→ **Given exercise**
Retype all of the entries word for word.

→ **Data excerpts**
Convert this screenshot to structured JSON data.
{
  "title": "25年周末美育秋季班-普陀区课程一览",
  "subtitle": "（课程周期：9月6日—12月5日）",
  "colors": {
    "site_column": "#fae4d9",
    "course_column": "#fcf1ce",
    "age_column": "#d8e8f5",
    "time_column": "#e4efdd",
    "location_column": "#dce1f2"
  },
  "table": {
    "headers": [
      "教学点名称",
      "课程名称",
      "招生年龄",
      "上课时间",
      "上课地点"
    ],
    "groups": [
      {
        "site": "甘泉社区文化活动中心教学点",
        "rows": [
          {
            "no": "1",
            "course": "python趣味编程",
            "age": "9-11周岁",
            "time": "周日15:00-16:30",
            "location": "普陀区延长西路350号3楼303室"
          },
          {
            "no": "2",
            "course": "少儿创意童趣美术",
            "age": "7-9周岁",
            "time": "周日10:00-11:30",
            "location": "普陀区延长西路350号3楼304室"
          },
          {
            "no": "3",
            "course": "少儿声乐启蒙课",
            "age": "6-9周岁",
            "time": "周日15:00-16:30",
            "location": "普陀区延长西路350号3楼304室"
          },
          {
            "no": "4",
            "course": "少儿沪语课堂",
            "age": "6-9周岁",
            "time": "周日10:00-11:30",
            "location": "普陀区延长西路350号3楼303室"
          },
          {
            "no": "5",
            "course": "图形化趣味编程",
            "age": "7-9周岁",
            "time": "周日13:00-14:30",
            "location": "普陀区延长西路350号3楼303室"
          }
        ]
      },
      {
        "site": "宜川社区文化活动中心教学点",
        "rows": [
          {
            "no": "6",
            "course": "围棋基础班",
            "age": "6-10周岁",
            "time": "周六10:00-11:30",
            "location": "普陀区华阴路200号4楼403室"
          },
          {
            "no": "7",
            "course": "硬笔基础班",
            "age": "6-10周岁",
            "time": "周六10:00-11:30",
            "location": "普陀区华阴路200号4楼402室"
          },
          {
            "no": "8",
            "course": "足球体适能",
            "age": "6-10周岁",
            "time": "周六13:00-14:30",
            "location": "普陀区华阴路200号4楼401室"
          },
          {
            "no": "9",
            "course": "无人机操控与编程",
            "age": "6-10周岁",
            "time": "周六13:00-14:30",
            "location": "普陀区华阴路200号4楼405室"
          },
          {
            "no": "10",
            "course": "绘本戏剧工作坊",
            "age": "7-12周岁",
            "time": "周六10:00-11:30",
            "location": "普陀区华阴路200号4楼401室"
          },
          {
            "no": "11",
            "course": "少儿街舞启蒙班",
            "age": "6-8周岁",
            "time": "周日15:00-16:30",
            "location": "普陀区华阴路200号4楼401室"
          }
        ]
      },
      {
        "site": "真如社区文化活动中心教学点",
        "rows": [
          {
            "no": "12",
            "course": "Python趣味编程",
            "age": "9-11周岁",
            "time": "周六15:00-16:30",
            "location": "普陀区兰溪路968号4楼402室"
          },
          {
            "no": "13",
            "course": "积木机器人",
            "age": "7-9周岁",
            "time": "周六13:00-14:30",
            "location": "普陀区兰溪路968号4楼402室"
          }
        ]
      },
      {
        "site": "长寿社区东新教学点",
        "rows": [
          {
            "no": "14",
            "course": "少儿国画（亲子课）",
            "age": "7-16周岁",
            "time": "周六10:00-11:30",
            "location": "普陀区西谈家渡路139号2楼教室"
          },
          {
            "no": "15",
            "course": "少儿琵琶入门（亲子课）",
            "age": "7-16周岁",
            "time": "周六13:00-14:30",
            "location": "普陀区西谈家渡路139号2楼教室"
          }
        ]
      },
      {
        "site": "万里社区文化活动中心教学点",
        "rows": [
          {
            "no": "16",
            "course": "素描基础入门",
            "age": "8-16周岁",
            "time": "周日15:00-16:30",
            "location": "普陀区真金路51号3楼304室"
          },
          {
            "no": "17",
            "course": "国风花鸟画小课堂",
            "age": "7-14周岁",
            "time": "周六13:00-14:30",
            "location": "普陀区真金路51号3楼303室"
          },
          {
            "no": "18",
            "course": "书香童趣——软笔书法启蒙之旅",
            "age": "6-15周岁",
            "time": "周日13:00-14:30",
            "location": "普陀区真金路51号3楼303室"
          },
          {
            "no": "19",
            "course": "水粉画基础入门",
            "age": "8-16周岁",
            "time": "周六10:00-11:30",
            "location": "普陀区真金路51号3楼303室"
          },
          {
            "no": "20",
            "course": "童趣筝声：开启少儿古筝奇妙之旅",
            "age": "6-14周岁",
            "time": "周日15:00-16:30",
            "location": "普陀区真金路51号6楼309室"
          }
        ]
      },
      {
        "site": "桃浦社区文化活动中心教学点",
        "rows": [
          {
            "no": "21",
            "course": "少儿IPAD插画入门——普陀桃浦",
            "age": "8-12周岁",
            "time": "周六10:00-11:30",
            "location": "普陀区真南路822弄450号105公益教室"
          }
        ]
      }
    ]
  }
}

→ **Response to this task**
Convert this screenshot to structured JSON data.
{
  "title": "25年周末美育秋季班-普陀区课程一览",
  "subtitle": "（课程周期：9月6日—12月5日）",
  "colors": {
    "site_column": "#fae4d9",
    "course_column": "#fcf1ce",
    "age_column": "#d8e8f5",
    "time_column": "#e4efdd",
    "location_column": "#dce1f2"
  },
  "table": {
    "headers": [
      "教学点名称",
      "课程名称",
      "招生年龄",
      "上课时间",
      "上课地点"
    ],
    "groups": [
      {
        "site": "甘泉社区文化活动中心教学点",
        "rows": [
          {
            "no": "1",
            "course": "python趣味编程",
            "age": "9-11周岁",
            "time": "周日15:00-16:30",
            "location": "普陀区延长西路350号3楼303室"
          },
          {
            "no": "2",
            "course": "少儿创意童趣美术",
            "age": "7-9周岁",
            "time": "周日10:00-11:30",
            "location": "普陀区延长西路350号3楼304室"
          },
          {
            "no": "3",
            "course": "少儿声乐启蒙课",
            "age": "6-9周岁",
            "time": "周日15:00-16:30",
            "location": "普陀区延长西路350号3楼304室"
          },
          {
            "no": "4",
            "course": "少儿沪语课堂",
            "age": "6-9周岁",
            "time": "周日10:00-11:30",
            "location": "普陀区延长西路350号3楼303室"
          },
          {
            "no": "5",
            "course": "图形化趣味编程",
            "age": "7-9周岁",
            "time": "周日13:00-14:30",
            "location": "普陀区延长西路350号3楼303室"
          }
        ]
      },
      {
        "site": "宜川社区文化活动中心教学点",
        "rows": [
          {
            "no": "6",
            "course": "围棋基础班",
            "age": "6-10周岁",
            "time": "周六10:00-11:30",
            "location": "普陀区华阴路200号4楼403室"
          },
          {
            "no": "7",
            "course": "硬笔基础班",
            "age": "6-10周岁",
            "time": "周六10:00-11:30",
            "location": "普陀区华阴路200号4楼402室"
          },
          {
            "no": "8",
            "course": "足球体适能",
            "age": "6-10周岁",
            "time": "周六13:00-14:30",
            "location": "普陀区华阴路200号4楼401室"
          },
          {
            "no": "9",
            "course": "无人机操控与编程",
            "age": "6-10周岁",
            "time": "周六13:00-14:30",
            "location": "普陀区华阴路200号4楼405室"
          },
          {
            "no": "10",
            "course": "绘本戏剧工作坊",
            "age": "7-12周岁",
            "time": "周六10:00-11:30",
            "location": "普陀区华阴路200号4楼401室"
          },
          {
            "no": "11",
            "course": "少儿街舞启蒙班",
            "age": "6-8周岁",
            "time": "周日15:00-16:30",
            "location": "普陀区华阴路200号4楼401室"
          }
        ]
      },
      {
        "site": "真如社区文化活动中心教学点",
        "rows": [
          {
            "no": "12",
            "course": "Python趣味编程",
            "age": "9-11周岁",
            "time": "周六15:00-16:30",
            "location": "普陀区兰溪路968号4楼402室"
          },
          {
            "no": "13",
            "course": "积木机器人",
            "age": "7-9周岁",
            "time": "周六13:00-14:30",
            "location": "普陀区兰溪路968号4楼402室"
          }
        ]
      },
      {
        "site": "长寿社区东新教学点",
        "rows": [
          {
            "no": "14",
            "course": "少儿国画（亲子课）",
            "age": "7-16周岁",
            "time": "周六10:00-11:30",
            "location": "普陀区西谈家渡路139号2楼教室"
          },
          {
            "no": "15",
            "course": "少儿琵琶入门（亲子课）",
            "age": "7-16周岁",
            "time": "周六13:00-14:30",
            "location": "普陀区西谈家渡路139号2楼教室"
          }
        ]
      },
      {
        "site": "万里社区文化活动中心教学点",
        "rows": [
          {
            "no": "16",
            "course": "素描基础入门",
            "age": "8-16周岁",
            "time": "周日15:00-16:30",
            "location": "普陀区真金路51号3楼304室"
          },
          {
            "no": "17",
            "course": "国风花鸟画小课堂",
            "age": "7-14周岁",
            "time": "周六13:00-14:30",
            "location": "普陀区真金路51号3楼303室"
          },
          {
            "no": "18",
            "course": "书香童趣——软笔书法启蒙之旅",
            "age": "6-15周岁",
            "time": "周日13:00-14:30",
            "location": "普陀区真金路51号3楼303室"
          },
          {
            "no": "19",
            "course": "水粉画基础入门",
            "age": "8-16周岁",
            "time": "周六10:00-11:30",
            "location": "普陀区真金路51号3楼303室"
          },
          {
            "no": "20",
            "course": "童趣筝声：开启少儿古筝奇妙之旅",
            "age": "6-14周岁",
            "time": "周日15:00-16:30",
            "location": "普陀区真金路51号6楼309室"
          }
        ]
      },
      {
        "site": "桃浦社区文化活动中心教学点",
        "rows": [
          {
            "no": "21",
            "course": "少儿IPAD插画入门——普陀桃浦",
            "age": "8-12周岁",
            "time": "周六10:00-11:30",
            "location": "普陀区真南路822弄450号105公益教室"
          }
        ]
      }
    ]
  }
}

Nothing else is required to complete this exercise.